### Selection
## Begin
The memory 14 can be any type of suitable memory. This would
include the various types of dynamic random access memory (DRAM)
such as SDRAM, the various types of static RAM (SRAM), and the
various types of non-volatile memory (PROM, EPROM, and flash). In
certain embodiments, additional memory (not shown) "off chip" of
the processor 10 can be accessed via the I/O section 12. The
processor 10 may also include a floating-point unit (FPU) 16 that
performs the float-point computations of the processor 10 and an
integer processing unit 18 for performing integer computations.
Additionally, an encryption unit 20 and various other types of
units (generally 22) as desired for any particular processor
microarchitecture may be included.
[0015] Referring now to FIG. 2, a simplified exemplary block
diagram of a computational unit suitable for use with the processor
10 is shown. In one embodiment, FIG. 2 could operate as the
floating-point unit 16, while in other embodiments FIG. 2 could
illustrate the integer unit 18.
## End
### Recorded data
## Begin
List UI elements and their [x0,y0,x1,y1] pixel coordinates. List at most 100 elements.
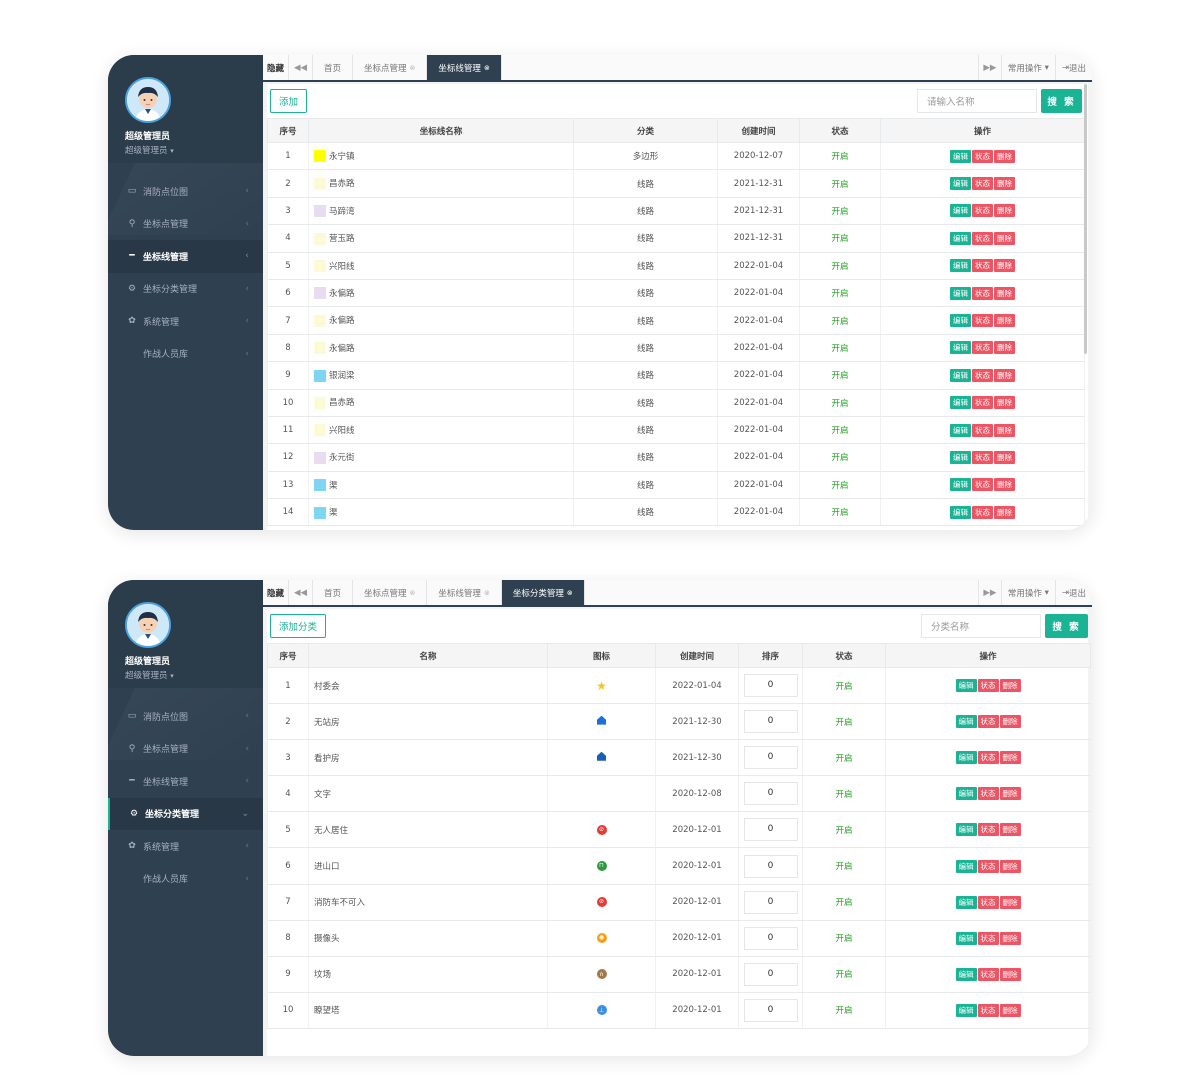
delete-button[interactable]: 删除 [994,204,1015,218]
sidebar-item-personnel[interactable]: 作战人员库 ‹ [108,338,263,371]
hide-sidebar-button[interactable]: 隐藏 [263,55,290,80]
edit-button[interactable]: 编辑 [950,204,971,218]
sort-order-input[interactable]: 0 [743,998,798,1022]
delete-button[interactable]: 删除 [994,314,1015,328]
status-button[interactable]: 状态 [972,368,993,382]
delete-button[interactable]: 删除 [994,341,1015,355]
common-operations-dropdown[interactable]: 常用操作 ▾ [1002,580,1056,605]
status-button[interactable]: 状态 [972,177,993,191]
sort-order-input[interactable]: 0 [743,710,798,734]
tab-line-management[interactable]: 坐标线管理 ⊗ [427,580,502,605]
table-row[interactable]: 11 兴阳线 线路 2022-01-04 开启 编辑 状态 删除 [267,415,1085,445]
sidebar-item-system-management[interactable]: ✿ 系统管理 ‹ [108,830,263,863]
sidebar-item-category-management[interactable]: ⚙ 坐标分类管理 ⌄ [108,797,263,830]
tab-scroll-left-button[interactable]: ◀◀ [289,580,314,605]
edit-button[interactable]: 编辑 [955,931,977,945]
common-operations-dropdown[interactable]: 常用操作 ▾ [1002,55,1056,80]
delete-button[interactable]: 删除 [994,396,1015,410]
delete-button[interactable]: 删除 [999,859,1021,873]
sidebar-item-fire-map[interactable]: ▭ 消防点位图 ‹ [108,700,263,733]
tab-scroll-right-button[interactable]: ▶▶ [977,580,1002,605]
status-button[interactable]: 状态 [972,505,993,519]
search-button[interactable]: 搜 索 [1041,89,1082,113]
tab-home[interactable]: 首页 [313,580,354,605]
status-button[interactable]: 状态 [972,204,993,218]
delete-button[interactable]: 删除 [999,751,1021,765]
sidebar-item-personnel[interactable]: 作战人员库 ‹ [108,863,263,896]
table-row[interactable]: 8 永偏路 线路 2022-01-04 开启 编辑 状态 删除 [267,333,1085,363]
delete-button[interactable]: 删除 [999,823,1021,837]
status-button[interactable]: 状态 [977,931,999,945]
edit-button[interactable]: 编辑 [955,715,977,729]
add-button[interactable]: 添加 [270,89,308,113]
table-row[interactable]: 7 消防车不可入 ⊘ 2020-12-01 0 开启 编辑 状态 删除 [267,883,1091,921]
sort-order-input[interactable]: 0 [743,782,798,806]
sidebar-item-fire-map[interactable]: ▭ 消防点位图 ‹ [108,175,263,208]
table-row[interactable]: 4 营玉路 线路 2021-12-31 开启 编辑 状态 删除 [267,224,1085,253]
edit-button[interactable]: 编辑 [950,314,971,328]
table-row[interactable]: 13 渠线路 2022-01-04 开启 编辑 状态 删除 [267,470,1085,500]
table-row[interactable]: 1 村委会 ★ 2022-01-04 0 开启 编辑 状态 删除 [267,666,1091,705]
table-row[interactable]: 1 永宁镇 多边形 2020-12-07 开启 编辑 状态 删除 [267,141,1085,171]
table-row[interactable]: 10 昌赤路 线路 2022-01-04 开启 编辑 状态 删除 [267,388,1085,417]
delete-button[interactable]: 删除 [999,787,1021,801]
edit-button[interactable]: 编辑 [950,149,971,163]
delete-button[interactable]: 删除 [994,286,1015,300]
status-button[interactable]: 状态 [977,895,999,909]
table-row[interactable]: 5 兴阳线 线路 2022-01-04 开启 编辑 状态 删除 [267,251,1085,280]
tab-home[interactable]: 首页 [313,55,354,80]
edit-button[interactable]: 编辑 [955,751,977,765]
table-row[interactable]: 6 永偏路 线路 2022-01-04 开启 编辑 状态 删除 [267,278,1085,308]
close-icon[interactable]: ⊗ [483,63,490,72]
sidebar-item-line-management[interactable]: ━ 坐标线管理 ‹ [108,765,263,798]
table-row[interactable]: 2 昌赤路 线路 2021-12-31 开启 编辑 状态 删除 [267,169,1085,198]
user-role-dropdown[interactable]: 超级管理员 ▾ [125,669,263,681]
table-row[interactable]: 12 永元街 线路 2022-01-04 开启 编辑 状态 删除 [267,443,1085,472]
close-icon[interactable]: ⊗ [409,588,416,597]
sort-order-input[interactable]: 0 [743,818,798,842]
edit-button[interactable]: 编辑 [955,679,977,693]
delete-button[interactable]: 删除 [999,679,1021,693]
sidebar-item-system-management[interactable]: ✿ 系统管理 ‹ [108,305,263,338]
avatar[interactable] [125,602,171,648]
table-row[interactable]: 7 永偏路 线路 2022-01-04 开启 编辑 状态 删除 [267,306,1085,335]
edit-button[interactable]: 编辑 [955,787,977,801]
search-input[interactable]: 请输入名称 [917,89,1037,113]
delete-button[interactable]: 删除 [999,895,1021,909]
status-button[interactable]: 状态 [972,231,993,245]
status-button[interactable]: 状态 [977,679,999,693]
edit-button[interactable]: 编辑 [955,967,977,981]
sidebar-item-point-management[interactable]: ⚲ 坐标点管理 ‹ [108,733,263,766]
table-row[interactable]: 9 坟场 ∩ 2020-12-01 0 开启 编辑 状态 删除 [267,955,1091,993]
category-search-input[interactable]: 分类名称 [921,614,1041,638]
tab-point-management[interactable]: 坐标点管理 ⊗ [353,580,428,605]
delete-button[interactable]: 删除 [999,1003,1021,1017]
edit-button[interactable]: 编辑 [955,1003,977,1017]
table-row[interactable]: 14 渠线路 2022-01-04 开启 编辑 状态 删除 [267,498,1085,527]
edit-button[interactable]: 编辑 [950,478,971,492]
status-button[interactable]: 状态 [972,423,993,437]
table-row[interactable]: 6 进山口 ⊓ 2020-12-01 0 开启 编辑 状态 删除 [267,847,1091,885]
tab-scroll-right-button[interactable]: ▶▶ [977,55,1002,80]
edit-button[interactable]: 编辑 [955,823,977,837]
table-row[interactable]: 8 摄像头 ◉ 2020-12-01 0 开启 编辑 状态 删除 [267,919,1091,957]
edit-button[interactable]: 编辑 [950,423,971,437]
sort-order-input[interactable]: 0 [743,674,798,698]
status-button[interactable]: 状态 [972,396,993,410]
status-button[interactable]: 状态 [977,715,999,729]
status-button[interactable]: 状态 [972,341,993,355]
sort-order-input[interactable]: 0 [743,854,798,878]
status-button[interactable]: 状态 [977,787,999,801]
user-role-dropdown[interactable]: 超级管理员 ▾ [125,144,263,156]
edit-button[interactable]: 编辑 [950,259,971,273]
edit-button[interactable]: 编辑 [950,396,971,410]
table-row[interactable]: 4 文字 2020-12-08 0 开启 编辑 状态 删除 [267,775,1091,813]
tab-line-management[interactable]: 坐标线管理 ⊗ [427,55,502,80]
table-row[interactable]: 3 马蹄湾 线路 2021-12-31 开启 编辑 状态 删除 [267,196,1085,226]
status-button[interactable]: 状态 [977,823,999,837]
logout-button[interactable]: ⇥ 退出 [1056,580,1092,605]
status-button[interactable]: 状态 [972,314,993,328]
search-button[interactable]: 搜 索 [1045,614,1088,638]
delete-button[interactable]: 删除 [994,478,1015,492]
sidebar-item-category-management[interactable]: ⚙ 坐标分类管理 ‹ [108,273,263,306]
## End
## Begin
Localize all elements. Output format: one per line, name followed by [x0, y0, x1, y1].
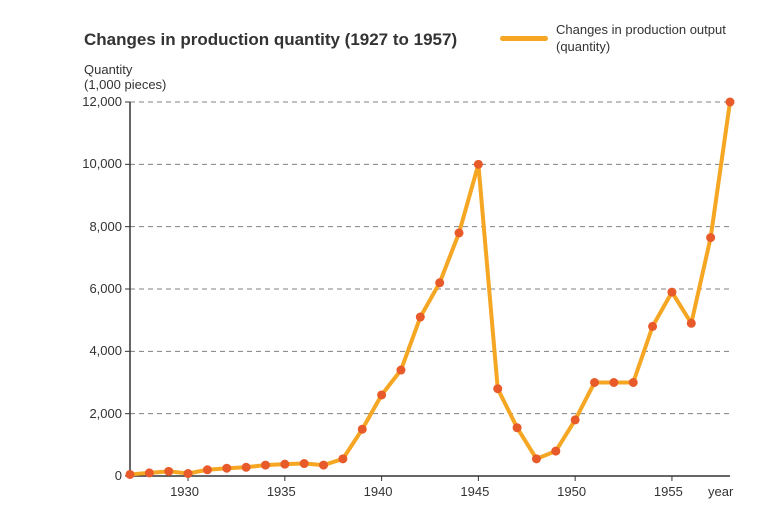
## End
### Stated goal
Could you take the processor patent passage further, picking up right after its final sentence? The rows have nothing to do with the passage describing the processor.

### Response to this exercise
[0016] In operation, the decode unit 24 decodes the incoming
operation-codes (opcodes) to be dispatched for the computations or
processing. The decode unit 24 is responsible for the general
decoding of instructions (e.g., x86 instructions and extensions
thereof) and how the delivered opcodes may change from the
instruction. The decode unit 24 will also pass on logical register
numbers (LRNs) for any operands needed to perform the computation
to the rename unit 28.
[0017] The rename unit 28 maps logical register numbers (LRNs) to
the physical register numbers (PRNs) prior to scheduling and
execution. In one embodiment, a register mapping table resides in
the rename unit 28 and stores the correspondence between logical
registers and the physical registers residing in the register file
control unit (32 in FIG. 2).
[0018] The scheduler 30 contains a scheduler queue and associated
issue logic. As its name implies, the scheduler 30 is responsible
for determining which opcodes are passed to execution units and in
what order. In one embodiment, the scheduler 28 accepts operand
mapping from rename unit 26 and stores them in the scheduler 28
until they are eligible to be selected by the scheduler to issue to
one of the execution pipes.
[0019] The register file control 32 holds the physical registers
which are mapped to the logical registers by the rename unit 26.
Source operands are read out of the physical registers by the
execution units and results are written back into the physical
registers. In one embodiment, the register file control 32 also
check for parity errors on all operands before the opcodes are
delivered to the execution units.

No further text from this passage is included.